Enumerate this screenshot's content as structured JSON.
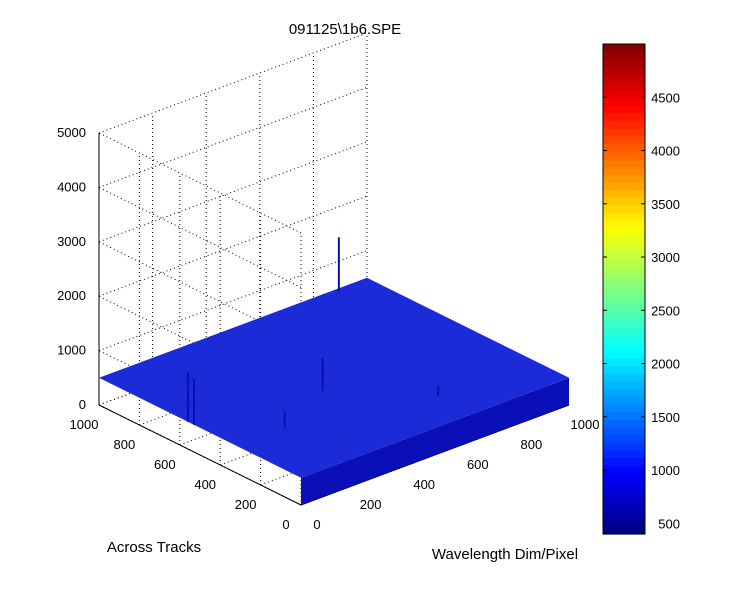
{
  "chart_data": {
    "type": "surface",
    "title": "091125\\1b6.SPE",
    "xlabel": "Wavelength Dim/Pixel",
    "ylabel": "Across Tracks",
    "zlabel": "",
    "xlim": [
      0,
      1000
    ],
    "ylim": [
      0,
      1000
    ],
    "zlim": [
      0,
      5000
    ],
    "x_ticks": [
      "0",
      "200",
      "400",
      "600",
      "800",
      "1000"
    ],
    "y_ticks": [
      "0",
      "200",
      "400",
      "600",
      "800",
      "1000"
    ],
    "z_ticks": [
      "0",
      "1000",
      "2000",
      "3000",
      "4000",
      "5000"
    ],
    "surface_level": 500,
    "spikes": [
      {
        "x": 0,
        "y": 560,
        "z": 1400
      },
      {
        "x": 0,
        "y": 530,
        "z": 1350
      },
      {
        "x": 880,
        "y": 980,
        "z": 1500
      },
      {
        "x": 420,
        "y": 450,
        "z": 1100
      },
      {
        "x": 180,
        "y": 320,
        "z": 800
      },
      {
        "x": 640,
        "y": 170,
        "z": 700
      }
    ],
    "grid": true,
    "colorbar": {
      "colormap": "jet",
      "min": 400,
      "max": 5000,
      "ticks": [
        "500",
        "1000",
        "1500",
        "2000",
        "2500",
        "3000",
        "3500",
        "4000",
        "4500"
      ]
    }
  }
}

++++++++

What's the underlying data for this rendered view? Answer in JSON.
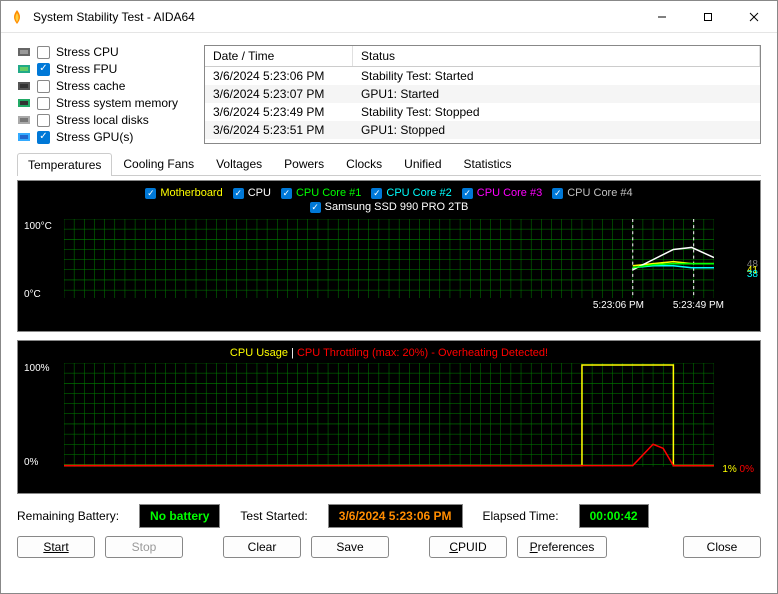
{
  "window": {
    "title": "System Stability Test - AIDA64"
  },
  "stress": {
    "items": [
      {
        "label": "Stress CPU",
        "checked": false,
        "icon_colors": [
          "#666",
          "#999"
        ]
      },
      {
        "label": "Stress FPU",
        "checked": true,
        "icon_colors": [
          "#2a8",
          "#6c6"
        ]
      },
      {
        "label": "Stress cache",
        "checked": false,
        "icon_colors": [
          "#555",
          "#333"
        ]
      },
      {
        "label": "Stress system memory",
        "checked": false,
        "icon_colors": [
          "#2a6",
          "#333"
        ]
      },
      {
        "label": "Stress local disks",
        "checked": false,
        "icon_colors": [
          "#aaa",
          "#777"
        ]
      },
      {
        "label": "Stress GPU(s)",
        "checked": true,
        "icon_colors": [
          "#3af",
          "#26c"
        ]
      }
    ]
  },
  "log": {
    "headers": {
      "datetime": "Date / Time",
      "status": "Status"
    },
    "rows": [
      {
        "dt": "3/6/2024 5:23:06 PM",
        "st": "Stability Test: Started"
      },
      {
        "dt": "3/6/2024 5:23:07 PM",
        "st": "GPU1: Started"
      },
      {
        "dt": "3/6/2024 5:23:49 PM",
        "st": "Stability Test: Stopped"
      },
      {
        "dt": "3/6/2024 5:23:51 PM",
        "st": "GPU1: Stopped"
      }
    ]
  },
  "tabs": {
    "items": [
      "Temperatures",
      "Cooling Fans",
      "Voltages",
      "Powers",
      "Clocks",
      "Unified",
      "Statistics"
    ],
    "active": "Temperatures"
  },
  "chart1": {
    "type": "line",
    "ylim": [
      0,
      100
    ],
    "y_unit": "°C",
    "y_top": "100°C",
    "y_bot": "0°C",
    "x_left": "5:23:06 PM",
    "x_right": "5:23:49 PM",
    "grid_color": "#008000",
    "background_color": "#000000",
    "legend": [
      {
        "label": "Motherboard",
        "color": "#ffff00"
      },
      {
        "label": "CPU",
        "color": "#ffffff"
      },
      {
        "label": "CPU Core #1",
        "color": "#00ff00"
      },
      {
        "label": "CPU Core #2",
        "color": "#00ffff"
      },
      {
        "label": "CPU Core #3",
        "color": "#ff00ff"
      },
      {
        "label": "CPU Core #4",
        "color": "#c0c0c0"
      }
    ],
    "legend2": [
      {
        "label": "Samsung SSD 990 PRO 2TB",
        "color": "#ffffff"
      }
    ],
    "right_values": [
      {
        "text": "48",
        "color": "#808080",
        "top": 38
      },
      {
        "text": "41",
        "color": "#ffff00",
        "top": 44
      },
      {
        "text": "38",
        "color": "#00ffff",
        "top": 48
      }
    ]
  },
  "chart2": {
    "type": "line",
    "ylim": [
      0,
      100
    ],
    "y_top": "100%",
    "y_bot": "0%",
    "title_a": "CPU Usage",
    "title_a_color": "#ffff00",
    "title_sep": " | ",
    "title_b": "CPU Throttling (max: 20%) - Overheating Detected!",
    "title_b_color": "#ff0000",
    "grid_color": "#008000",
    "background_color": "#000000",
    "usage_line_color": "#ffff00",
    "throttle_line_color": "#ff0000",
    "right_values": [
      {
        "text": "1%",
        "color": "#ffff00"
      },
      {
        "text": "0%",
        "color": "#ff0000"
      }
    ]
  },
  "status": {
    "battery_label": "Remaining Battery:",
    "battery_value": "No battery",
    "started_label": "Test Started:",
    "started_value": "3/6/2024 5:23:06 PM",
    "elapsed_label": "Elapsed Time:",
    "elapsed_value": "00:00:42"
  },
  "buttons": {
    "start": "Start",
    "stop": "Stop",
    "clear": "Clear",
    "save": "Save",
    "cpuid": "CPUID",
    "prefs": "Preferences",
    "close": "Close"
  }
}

++++++++

▶ [TASK TO COMPLETE]
Copy every line in the listing above where the string "Time" turns up.

▶ [COMPLETED TASK]
      "datetime": "Date / Time",
    "elapsed_label": "Elapsed Time:",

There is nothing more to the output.